§ **EXERCISE BRIEF**: Can you copy the records word for word, starting at their first line and ending at the line that contains "barcode-bar — [489, 836, 491, 866]", with both of those lines included?
· · · · ·
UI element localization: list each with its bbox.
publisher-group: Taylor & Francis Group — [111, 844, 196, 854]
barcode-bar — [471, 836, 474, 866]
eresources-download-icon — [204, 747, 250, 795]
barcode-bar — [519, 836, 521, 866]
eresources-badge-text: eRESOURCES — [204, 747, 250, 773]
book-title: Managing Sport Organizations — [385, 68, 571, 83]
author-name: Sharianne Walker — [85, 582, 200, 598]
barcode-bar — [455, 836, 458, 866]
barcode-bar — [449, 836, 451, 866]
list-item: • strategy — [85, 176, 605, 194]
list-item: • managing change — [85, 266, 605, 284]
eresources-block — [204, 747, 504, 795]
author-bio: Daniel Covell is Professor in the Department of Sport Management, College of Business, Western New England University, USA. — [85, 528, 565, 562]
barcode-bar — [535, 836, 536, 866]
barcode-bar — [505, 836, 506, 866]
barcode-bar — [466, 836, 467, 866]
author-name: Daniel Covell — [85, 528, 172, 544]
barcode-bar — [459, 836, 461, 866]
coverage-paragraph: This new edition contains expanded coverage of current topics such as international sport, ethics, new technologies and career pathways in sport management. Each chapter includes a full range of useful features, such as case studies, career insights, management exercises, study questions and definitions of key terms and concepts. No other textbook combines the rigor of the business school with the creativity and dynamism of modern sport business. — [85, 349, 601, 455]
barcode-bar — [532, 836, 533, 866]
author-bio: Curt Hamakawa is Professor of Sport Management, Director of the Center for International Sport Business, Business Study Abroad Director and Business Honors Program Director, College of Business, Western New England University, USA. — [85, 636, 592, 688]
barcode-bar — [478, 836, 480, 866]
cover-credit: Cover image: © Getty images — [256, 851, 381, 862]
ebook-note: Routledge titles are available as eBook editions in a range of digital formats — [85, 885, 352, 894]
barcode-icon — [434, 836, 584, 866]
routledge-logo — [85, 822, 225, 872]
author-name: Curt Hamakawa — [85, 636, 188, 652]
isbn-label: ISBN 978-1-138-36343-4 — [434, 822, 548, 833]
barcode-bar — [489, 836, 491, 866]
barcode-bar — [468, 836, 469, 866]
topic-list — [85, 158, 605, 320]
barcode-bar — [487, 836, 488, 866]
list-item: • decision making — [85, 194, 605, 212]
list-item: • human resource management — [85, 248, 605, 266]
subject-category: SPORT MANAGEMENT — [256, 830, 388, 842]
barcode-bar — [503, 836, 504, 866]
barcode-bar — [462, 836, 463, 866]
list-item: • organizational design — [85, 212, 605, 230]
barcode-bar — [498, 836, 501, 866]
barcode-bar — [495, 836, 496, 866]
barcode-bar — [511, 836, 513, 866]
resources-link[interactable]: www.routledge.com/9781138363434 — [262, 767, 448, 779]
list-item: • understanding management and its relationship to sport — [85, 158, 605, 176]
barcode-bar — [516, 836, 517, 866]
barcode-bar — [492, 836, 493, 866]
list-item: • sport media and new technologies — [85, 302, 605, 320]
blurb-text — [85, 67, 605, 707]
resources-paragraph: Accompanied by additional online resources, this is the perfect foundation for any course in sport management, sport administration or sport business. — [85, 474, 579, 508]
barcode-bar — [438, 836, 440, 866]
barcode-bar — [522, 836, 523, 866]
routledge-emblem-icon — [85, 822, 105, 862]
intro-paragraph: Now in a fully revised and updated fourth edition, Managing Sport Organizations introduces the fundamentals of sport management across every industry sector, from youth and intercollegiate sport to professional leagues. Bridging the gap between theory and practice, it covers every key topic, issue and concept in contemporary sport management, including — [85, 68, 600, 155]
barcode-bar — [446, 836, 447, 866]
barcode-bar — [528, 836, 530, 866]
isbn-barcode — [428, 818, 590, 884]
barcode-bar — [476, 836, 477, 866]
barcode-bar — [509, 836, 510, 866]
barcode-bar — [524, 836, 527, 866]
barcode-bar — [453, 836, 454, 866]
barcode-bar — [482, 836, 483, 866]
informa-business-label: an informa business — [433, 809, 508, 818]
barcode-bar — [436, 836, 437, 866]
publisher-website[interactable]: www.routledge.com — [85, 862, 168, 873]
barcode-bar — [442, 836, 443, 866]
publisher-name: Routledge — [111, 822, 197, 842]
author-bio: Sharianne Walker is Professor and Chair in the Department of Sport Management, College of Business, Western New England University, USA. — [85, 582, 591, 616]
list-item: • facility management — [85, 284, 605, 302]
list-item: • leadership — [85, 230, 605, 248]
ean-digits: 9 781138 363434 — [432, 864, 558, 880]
· · · · ·
§ **TASK ANSWER**:
UI element localization: list each with its bbox.
publisher-group: Taylor & Francis Group — [111, 844, 196, 854]
barcode-bar — [471, 836, 474, 866]
eresources-download-icon — [204, 747, 250, 795]
barcode-bar — [519, 836, 521, 866]
eresources-badge-text: eRESOURCES — [204, 747, 250, 773]
book-title: Managing Sport Organizations — [385, 68, 571, 83]
author-name: Sharianne Walker — [85, 582, 200, 598]
barcode-bar — [455, 836, 458, 866]
barcode-bar — [449, 836, 451, 866]
list-item: • strategy — [85, 176, 605, 194]
list-item: • managing change — [85, 266, 605, 284]
eresources-block — [204, 747, 504, 795]
author-bio: Daniel Covell is Professor in the Department of Sport Management, College of Business, Western New England University, USA. — [85, 528, 565, 562]
barcode-bar — [535, 836, 536, 866]
barcode-bar — [505, 836, 506, 866]
barcode-bar — [466, 836, 467, 866]
author-name: Daniel Covell — [85, 528, 172, 544]
barcode-bar — [459, 836, 461, 866]
coverage-paragraph: This new edition contains expanded coverage of current topics such as international sport, ethics, new technologies and career pathways in sport management. Each chapter includes a full range of useful features, such as case studies, career insights, management exercises, study questions and definitions of key terms and concepts. No other textbook combines the rigor of the business school with the creativity and dynamism of modern sport business. — [85, 349, 601, 455]
barcode-bar — [532, 836, 533, 866]
author-bio: Curt Hamakawa is Professor of Sport Management, Director of the Center for International Sport Business, Business Study Abroad Director and Business Honors Program Director, College of Business, Western New England University, USA. — [85, 636, 592, 688]
barcode-bar — [478, 836, 480, 866]
cover-credit: Cover image: © Getty images — [256, 851, 381, 862]
ebook-note: Routledge titles are available as eBook editions in a range of digital formats — [85, 885, 352, 894]
barcode-icon — [434, 836, 584, 866]
routledge-logo — [85, 822, 225, 872]
author-name: Curt Hamakawa — [85, 636, 188, 652]
isbn-label: ISBN 978-1-138-36343-4 — [434, 822, 548, 833]
barcode-bar — [489, 836, 491, 866]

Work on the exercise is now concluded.